(Dataset entries)
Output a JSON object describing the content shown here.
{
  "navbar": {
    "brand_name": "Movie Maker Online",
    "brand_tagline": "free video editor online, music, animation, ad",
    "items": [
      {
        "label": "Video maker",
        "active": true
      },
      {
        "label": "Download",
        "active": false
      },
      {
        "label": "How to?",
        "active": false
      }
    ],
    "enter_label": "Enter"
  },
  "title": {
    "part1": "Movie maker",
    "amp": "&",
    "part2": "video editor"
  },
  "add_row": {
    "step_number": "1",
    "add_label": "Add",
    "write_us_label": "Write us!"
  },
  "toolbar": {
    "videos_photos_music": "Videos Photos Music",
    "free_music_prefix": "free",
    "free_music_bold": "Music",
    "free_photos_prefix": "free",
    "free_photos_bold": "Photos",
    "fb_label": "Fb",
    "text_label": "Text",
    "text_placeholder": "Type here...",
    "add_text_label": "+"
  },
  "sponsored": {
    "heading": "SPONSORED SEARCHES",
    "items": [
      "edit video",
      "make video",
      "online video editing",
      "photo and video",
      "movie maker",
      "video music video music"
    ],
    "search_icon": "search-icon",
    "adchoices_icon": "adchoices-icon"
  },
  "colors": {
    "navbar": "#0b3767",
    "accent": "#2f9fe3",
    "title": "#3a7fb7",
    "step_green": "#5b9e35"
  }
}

> _REQUIRED WORK_: Copy out every entry again, exactly as it was given.

> _WORKED ANSWER_:
Output a JSON object describing the content shown here.
{
  "navbar": {
    "brand_name": "Movie Maker Online",
    "brand_tagline": "free video editor online, music, animation, ad",
    "items": [
      {
        "label": "Video maker",
        "active": true
      },
      {
        "label": "Download",
        "active": false
      },
      {
        "label": "How to?",
        "active": false
      }
    ],
    "enter_label": "Enter"
  },
  "title": {
    "part1": "Movie maker",
    "amp": "&",
    "part2": "video editor"
  },
  "add_row": {
    "step_number": "1",
    "add_label": "Add",
    "write_us_label": "Write us!"
  },
  "toolbar": {
    "videos_photos_music": "Videos Photos Music",
    "free_music_prefix": "free",
    "free_music_bold": "Music",
    "free_photos_prefix": "free",
    "free_photos_bold": "Photos",
    "fb_label": "Fb",
    "text_label": "Text",
    "text_placeholder": "Type here...",
    "add_text_label": "+"
  },
  "sponsored": {
    "heading": "SPONSORED SEARCHES",
    "items": [
      "edit video",
      "make video",
      "online video editing",
      "photo and video",
      "movie maker",
      "video music video music"
    ],
    "search_icon": "search-icon",
    "adchoices_icon": "adchoices-icon"
  },
  "colors": {
    "navbar": "#0b3767",
    "accent": "#2f9fe3",
    "title": "#3a7fb7",
    "step_green": "#5b9e35"
  }
}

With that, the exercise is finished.